> Stated problem
Which lines contain the word "legend"? Return each of them as written.

> Record set
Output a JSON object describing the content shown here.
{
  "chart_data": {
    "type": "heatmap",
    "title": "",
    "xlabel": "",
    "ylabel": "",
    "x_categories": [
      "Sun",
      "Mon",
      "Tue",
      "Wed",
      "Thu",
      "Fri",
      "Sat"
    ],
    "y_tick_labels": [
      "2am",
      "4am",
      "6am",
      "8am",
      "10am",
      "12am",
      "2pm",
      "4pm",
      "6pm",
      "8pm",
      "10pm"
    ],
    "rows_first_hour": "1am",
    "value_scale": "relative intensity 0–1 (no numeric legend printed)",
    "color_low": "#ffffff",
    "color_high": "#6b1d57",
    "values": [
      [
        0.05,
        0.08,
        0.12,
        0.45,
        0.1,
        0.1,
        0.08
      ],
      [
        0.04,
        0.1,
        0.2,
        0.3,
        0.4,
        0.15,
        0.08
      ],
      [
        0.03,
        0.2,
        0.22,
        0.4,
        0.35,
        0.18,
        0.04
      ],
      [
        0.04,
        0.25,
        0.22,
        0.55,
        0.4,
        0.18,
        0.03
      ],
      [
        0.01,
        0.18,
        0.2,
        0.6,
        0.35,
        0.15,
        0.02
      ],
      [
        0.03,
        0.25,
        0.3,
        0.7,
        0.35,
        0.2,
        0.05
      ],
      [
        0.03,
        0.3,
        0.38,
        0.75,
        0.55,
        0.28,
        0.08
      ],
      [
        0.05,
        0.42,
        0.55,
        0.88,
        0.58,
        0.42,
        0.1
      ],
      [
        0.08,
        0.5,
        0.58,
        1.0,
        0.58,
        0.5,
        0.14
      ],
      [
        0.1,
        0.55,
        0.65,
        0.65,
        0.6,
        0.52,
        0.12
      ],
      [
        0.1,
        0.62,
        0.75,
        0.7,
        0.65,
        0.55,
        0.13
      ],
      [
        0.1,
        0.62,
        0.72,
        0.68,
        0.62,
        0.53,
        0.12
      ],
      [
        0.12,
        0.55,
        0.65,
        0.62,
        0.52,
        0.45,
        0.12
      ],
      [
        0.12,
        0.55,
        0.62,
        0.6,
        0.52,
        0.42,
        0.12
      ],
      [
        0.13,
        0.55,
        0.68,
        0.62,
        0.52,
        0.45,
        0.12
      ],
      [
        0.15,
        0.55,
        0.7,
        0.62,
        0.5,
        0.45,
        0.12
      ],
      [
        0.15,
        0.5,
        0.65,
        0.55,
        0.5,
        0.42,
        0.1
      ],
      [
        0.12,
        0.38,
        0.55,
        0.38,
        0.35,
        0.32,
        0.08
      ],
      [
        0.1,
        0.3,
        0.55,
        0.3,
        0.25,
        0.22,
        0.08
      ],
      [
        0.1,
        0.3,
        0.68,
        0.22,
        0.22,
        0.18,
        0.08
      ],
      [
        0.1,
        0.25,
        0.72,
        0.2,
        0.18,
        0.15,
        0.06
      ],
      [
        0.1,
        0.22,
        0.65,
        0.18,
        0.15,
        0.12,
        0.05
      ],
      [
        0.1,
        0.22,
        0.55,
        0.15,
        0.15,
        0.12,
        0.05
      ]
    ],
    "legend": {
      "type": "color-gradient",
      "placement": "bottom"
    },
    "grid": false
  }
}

> Written solution
    "value_scale": "relative intensity 0–1 (no numeric legend printed)",
    "legend": {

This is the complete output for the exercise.